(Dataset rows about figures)
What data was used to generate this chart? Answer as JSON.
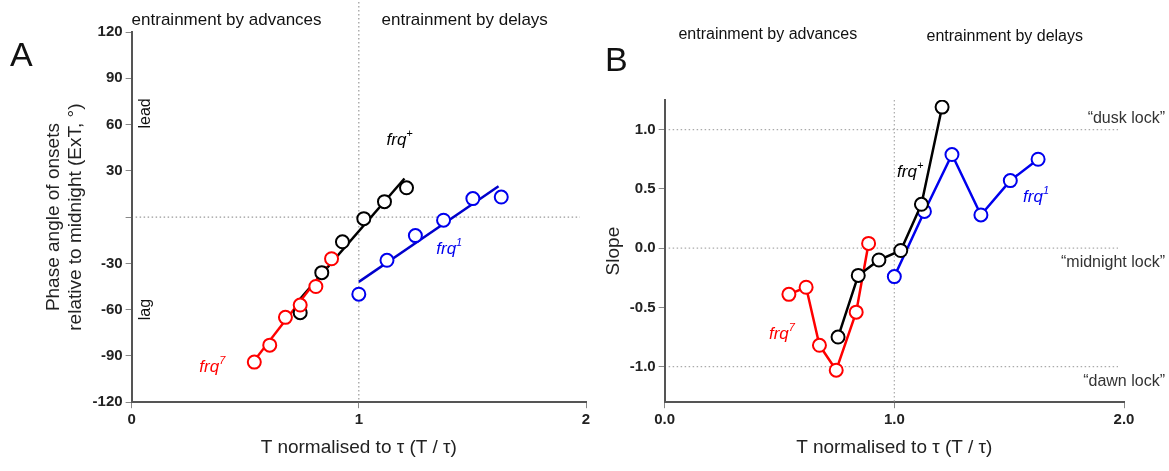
{
  "chart_data": [
    {
      "type": "scatter",
      "xlabel": "T normalised to τ (T / τ)",
      "ylabel": "Phase angle of onsets\nrelative to midnight (ExT, °)",
      "xlim": [
        0,
        2
      ],
      "xticks": [
        0,
        1,
        2
      ],
      "ylim": [
        -120,
        120
      ],
      "yticks": [
        -120,
        -90,
        -60,
        -30,
        {
          "value": 0,
          "label": null
        },
        30,
        60,
        90,
        120
      ],
      "grid": false,
      "legend": false,
      "marker": "circle",
      "annotations": [
        "A",
        "entrainment by advances",
        "entrainment by delays",
        "lead",
        "lag"
      ],
      "ref_lines": [
        {
          "axis": "x",
          "value": 1,
          "color": "#999999",
          "line_style": "dotted"
        },
        {
          "axis": "y",
          "value": 0,
          "color": "#999999",
          "line_style": "dotted"
        }
      ],
      "series": [
        {
          "type": "line",
          "color": "#000000",
          "marker": "none",
          "x": [
            0.742,
            1.201
          ],
          "values": [
            -53,
            25
          ]
        },
        {
          "type": "line",
          "color": "#ff0000",
          "marker": "none",
          "x": [
            0.54,
            0.86
          ],
          "values": [
            -93,
            -32
          ]
        },
        {
          "type": "line",
          "color": "#0000cc",
          "marker": "none",
          "x": [
            1.0,
            1.615
          ],
          "values": [
            -42,
            20
          ]
        },
        {
          "type": "scatter",
          "name": "frq$^{+}$",
          "color": "#000000",
          "x": [
            0.742,
            0.837,
            0.928,
            1.022,
            1.113,
            1.21
          ],
          "values": [
            -62,
            -36,
            -16,
            -1,
            10,
            19
          ]
        },
        {
          "type": "scatter",
          "name": "frq$^{7}$",
          "color": "#ff0000",
          "x": [
            0.54,
            0.608,
            0.677,
            0.742,
            0.811,
            0.88
          ],
          "values": [
            -94,
            -83,
            -65,
            -57,
            -45,
            -27
          ]
        },
        {
          "type": "scatter",
          "name": "frq$^{1}$",
          "color": "#0000ee",
          "x": [
            1.0,
            1.124,
            1.249,
            1.373,
            1.502,
            1.627
          ],
          "values": [
            -50,
            -28,
            -12,
            -2,
            12,
            13
          ]
        }
      ]
    },
    {
      "type": "line",
      "xlabel": "T normalised to τ (T / τ)",
      "ylabel": "Slope",
      "xlim": [
        0,
        2
      ],
      "xticks": [
        {
          "value": 0,
          "label": "0.0"
        },
        {
          "value": 1,
          "label": "1.0"
        },
        {
          "value": 2,
          "label": "2.0"
        }
      ],
      "ylim": [
        -1.3,
        1.25
      ],
      "yticks": [
        {
          "value": -1,
          "label": "-1.0"
        },
        -0.5,
        {
          "value": 0,
          "label": "0.0"
        },
        0.5,
        {
          "value": 1,
          "label": "1.0"
        }
      ],
      "grid": false,
      "legend": false,
      "marker": "circle",
      "annotations": [
        "B",
        "entrainment by advances",
        "entrainment by delays"
      ],
      "ref_lines": [
        {
          "axis": "y",
          "value": 1,
          "label": "“dusk lock”",
          "color": "#aaaaaa",
          "line_style": "dotted"
        },
        {
          "axis": "y",
          "value": 0,
          "label": "“midnight lock”",
          "color": "#aaaaaa",
          "line_style": "dotted"
        },
        {
          "axis": "y",
          "value": -1,
          "label": "“dawn lock”",
          "color": "#aaaaaa",
          "line_style": "dotted"
        },
        {
          "axis": "x",
          "value": 1,
          "color": "#aaaaaa",
          "line_style": "dotted"
        }
      ],
      "series": [
        {
          "name": "frq$^{7}$",
          "color": "#ff0000",
          "x": [
            0.541,
            0.616,
            0.674,
            0.747,
            0.834,
            0.888
          ],
          "values": [
            -0.39,
            -0.33,
            -0.82,
            -1.03,
            -0.54,
            0.04
          ]
        },
        {
          "name": "frq$^{1}$",
          "color": "#0000ee",
          "x": [
            1.0,
            1.131,
            1.251,
            1.377,
            1.505,
            1.626
          ],
          "values": [
            -0.24,
            0.31,
            0.79,
            0.28,
            0.57,
            0.75
          ]
        },
        {
          "name": "frq$^{+}$",
          "color": "#000000",
          "x": [
            0.755,
            0.843,
            0.933,
            1.028,
            1.118,
            1.208
          ],
          "values": [
            -0.75,
            -0.23,
            -0.1,
            -0.02,
            0.37,
            1.19
          ]
        }
      ]
    }
  ]
}
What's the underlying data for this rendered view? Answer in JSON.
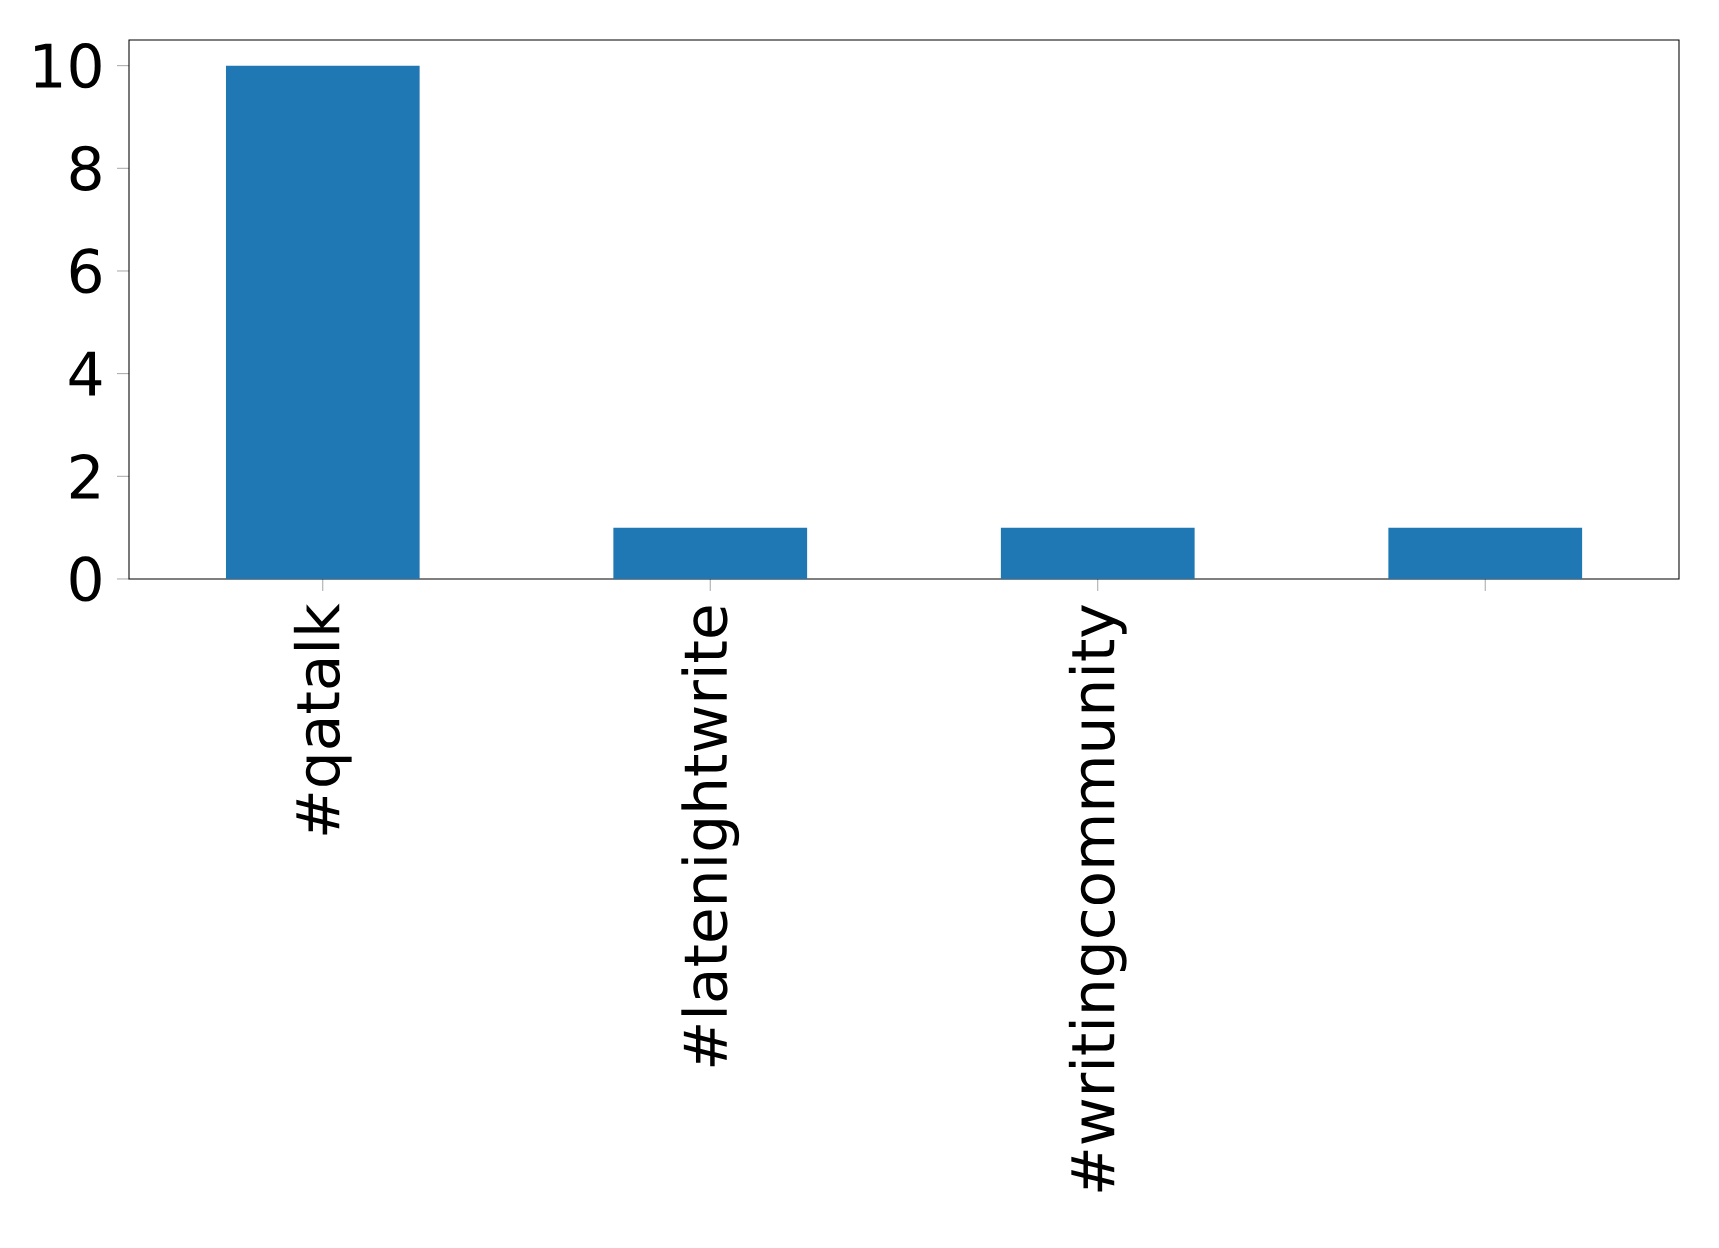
{
  "chart_data": {
    "type": "bar",
    "categories": [
      "#qatalk",
      "#latenightwrite",
      "#writingcommunity",
      null
    ],
    "values": [
      10,
      1,
      1,
      1
    ],
    "color": "#1f77b4",
    "ylim": [
      0,
      10.5
    ],
    "yticks": [
      0,
      2,
      4,
      6,
      8,
      10
    ]
  }
}
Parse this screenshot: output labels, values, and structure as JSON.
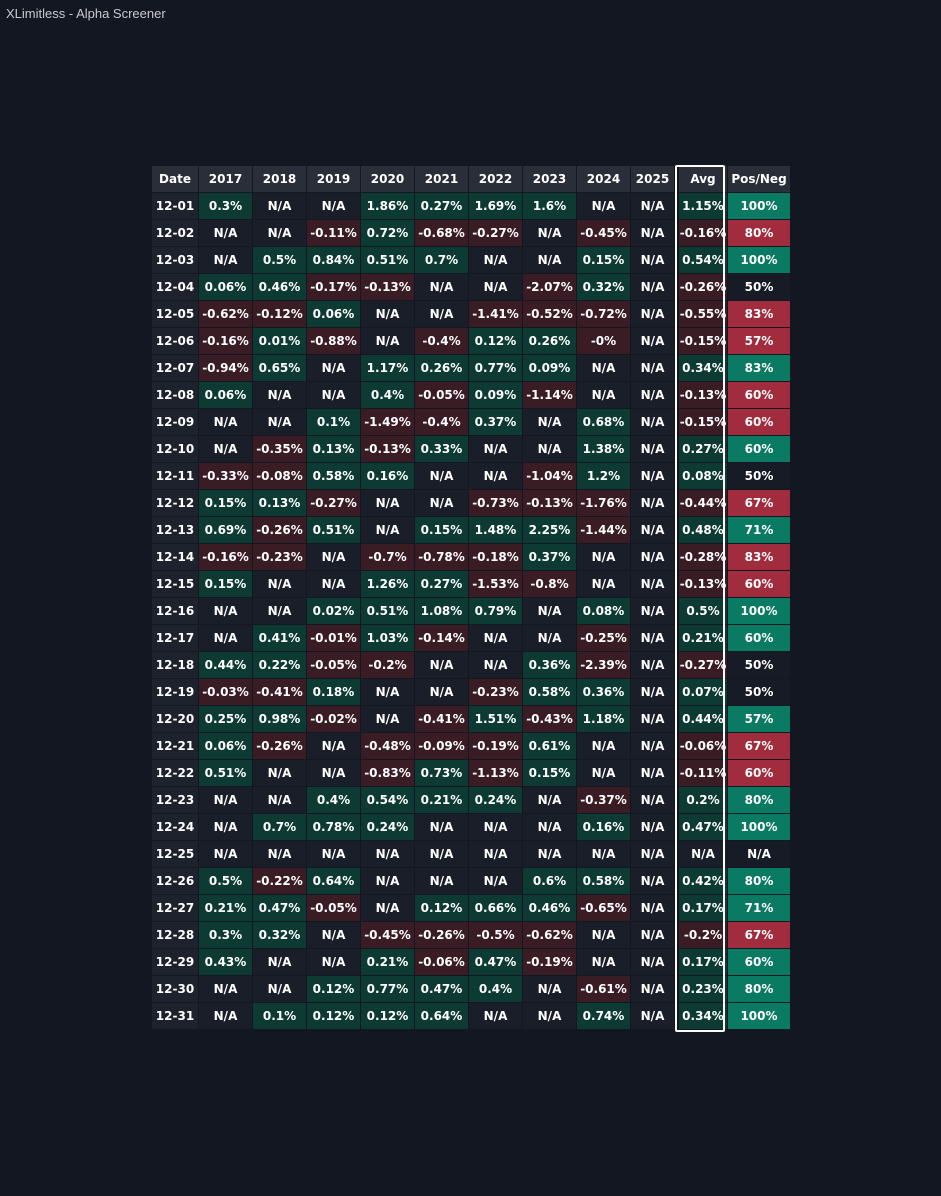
{
  "window": {
    "title": "XLimitless - Alpha Screener"
  },
  "table": {
    "headers": [
      "Date",
      "2017",
      "2018",
      "2019",
      "2020",
      "2021",
      "2022",
      "2023",
      "2024",
      "2025",
      "Avg",
      "Pos/Neg"
    ],
    "rows": [
      [
        "12-01",
        "0.3%",
        "N/A",
        "N/A",
        "1.86%",
        "0.27%",
        "1.69%",
        "1.6%",
        "N/A",
        "N/A",
        "1.15%",
        "100%"
      ],
      [
        "12-02",
        "N/A",
        "N/A",
        "-0.11%",
        "0.72%",
        "-0.68%",
        "-0.27%",
        "N/A",
        "-0.45%",
        "N/A",
        "-0.16%",
        "80%"
      ],
      [
        "12-03",
        "N/A",
        "0.5%",
        "0.84%",
        "0.51%",
        "0.7%",
        "N/A",
        "N/A",
        "0.15%",
        "N/A",
        "0.54%",
        "100%"
      ],
      [
        "12-04",
        "0.06%",
        "0.46%",
        "-0.17%",
        "-0.13%",
        "N/A",
        "N/A",
        "-2.07%",
        "0.32%",
        "N/A",
        "-0.26%",
        "50%"
      ],
      [
        "12-05",
        "-0.62%",
        "-0.12%",
        "0.06%",
        "N/A",
        "N/A",
        "-1.41%",
        "-0.52%",
        "-0.72%",
        "N/A",
        "-0.55%",
        "83%"
      ],
      [
        "12-06",
        "-0.16%",
        "0.01%",
        "-0.88%",
        "N/A",
        "-0.4%",
        "0.12%",
        "0.26%",
        "-0%",
        "N/A",
        "-0.15%",
        "57%"
      ],
      [
        "12-07",
        "-0.94%",
        "0.65%",
        "N/A",
        "1.17%",
        "0.26%",
        "0.77%",
        "0.09%",
        "N/A",
        "N/A",
        "0.34%",
        "83%"
      ],
      [
        "12-08",
        "0.06%",
        "N/A",
        "N/A",
        "0.4%",
        "-0.05%",
        "0.09%",
        "-1.14%",
        "N/A",
        "N/A",
        "-0.13%",
        "60%"
      ],
      [
        "12-09",
        "N/A",
        "N/A",
        "0.1%",
        "-1.49%",
        "-0.4%",
        "0.37%",
        "N/A",
        "0.68%",
        "N/A",
        "-0.15%",
        "60%"
      ],
      [
        "12-10",
        "N/A",
        "-0.35%",
        "0.13%",
        "-0.13%",
        "0.33%",
        "N/A",
        "N/A",
        "1.38%",
        "N/A",
        "0.27%",
        "60%"
      ],
      [
        "12-11",
        "-0.33%",
        "-0.08%",
        "0.58%",
        "0.16%",
        "N/A",
        "N/A",
        "-1.04%",
        "1.2%",
        "N/A",
        "0.08%",
        "50%"
      ],
      [
        "12-12",
        "0.15%",
        "0.13%",
        "-0.27%",
        "N/A",
        "N/A",
        "-0.73%",
        "-0.13%",
        "-1.76%",
        "N/A",
        "-0.44%",
        "67%"
      ],
      [
        "12-13",
        "0.69%",
        "-0.26%",
        "0.51%",
        "N/A",
        "0.15%",
        "1.48%",
        "2.25%",
        "-1.44%",
        "N/A",
        "0.48%",
        "71%"
      ],
      [
        "12-14",
        "-0.16%",
        "-0.23%",
        "N/A",
        "-0.7%",
        "-0.78%",
        "-0.18%",
        "0.37%",
        "N/A",
        "N/A",
        "-0.28%",
        "83%"
      ],
      [
        "12-15",
        "0.15%",
        "N/A",
        "N/A",
        "1.26%",
        "0.27%",
        "-1.53%",
        "-0.8%",
        "N/A",
        "N/A",
        "-0.13%",
        "60%"
      ],
      [
        "12-16",
        "N/A",
        "N/A",
        "0.02%",
        "0.51%",
        "1.08%",
        "0.79%",
        "N/A",
        "0.08%",
        "N/A",
        "0.5%",
        "100%"
      ],
      [
        "12-17",
        "N/A",
        "0.41%",
        "-0.01%",
        "1.03%",
        "-0.14%",
        "N/A",
        "N/A",
        "-0.25%",
        "N/A",
        "0.21%",
        "60%"
      ],
      [
        "12-18",
        "0.44%",
        "0.22%",
        "-0.05%",
        "-0.2%",
        "N/A",
        "N/A",
        "0.36%",
        "-2.39%",
        "N/A",
        "-0.27%",
        "50%"
      ],
      [
        "12-19",
        "-0.03%",
        "-0.41%",
        "0.18%",
        "N/A",
        "N/A",
        "-0.23%",
        "0.58%",
        "0.36%",
        "N/A",
        "0.07%",
        "50%"
      ],
      [
        "12-20",
        "0.25%",
        "0.98%",
        "-0.02%",
        "N/A",
        "-0.41%",
        "1.51%",
        "-0.43%",
        "1.18%",
        "N/A",
        "0.44%",
        "57%"
      ],
      [
        "12-21",
        "0.06%",
        "-0.26%",
        "N/A",
        "-0.48%",
        "-0.09%",
        "-0.19%",
        "0.61%",
        "N/A",
        "N/A",
        "-0.06%",
        "67%"
      ],
      [
        "12-22",
        "0.51%",
        "N/A",
        "N/A",
        "-0.83%",
        "0.73%",
        "-1.13%",
        "0.15%",
        "N/A",
        "N/A",
        "-0.11%",
        "60%"
      ],
      [
        "12-23",
        "N/A",
        "N/A",
        "0.4%",
        "0.54%",
        "0.21%",
        "0.24%",
        "N/A",
        "-0.37%",
        "N/A",
        "0.2%",
        "80%"
      ],
      [
        "12-24",
        "N/A",
        "0.7%",
        "0.78%",
        "0.24%",
        "N/A",
        "N/A",
        "N/A",
        "0.16%",
        "N/A",
        "0.47%",
        "100%"
      ],
      [
        "12-25",
        "N/A",
        "N/A",
        "N/A",
        "N/A",
        "N/A",
        "N/A",
        "N/A",
        "N/A",
        "N/A",
        "N/A",
        "N/A"
      ],
      [
        "12-26",
        "0.5%",
        "-0.22%",
        "0.64%",
        "N/A",
        "N/A",
        "N/A",
        "0.6%",
        "0.58%",
        "N/A",
        "0.42%",
        "80%"
      ],
      [
        "12-27",
        "0.21%",
        "0.47%",
        "-0.05%",
        "N/A",
        "0.12%",
        "0.66%",
        "0.46%",
        "-0.65%",
        "N/A",
        "0.17%",
        "71%"
      ],
      [
        "12-28",
        "0.3%",
        "0.32%",
        "N/A",
        "-0.45%",
        "-0.26%",
        "-0.5%",
        "-0.62%",
        "N/A",
        "N/A",
        "-0.2%",
        "67%"
      ],
      [
        "12-29",
        "0.43%",
        "N/A",
        "N/A",
        "0.21%",
        "-0.06%",
        "0.47%",
        "-0.19%",
        "N/A",
        "N/A",
        "0.17%",
        "60%"
      ],
      [
        "12-30",
        "N/A",
        "N/A",
        "0.12%",
        "0.77%",
        "0.47%",
        "0.4%",
        "N/A",
        "-0.61%",
        "N/A",
        "0.23%",
        "80%"
      ],
      [
        "12-31",
        "N/A",
        "0.1%",
        "0.12%",
        "0.12%",
        "0.64%",
        "N/A",
        "N/A",
        "0.74%",
        "N/A",
        "0.34%",
        "100%"
      ]
    ]
  },
  "colors": {
    "background": "#131722",
    "header_bg": "#2a2e39",
    "positive_cell": "#0d3b34",
    "negative_cell": "#3a1c25",
    "positive_strong": "#0b7a63",
    "negative_strong": "#a12c3d",
    "avg_highlight_border": "#ffffff"
  }
}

> **Written problem**
Select the lines that carry the string "entrainment" and copy them.

> **Answer in full**
        "entrainment by advances",
        "entrainment by delays",
        "entrainment by advances",
        "entrainment by delays"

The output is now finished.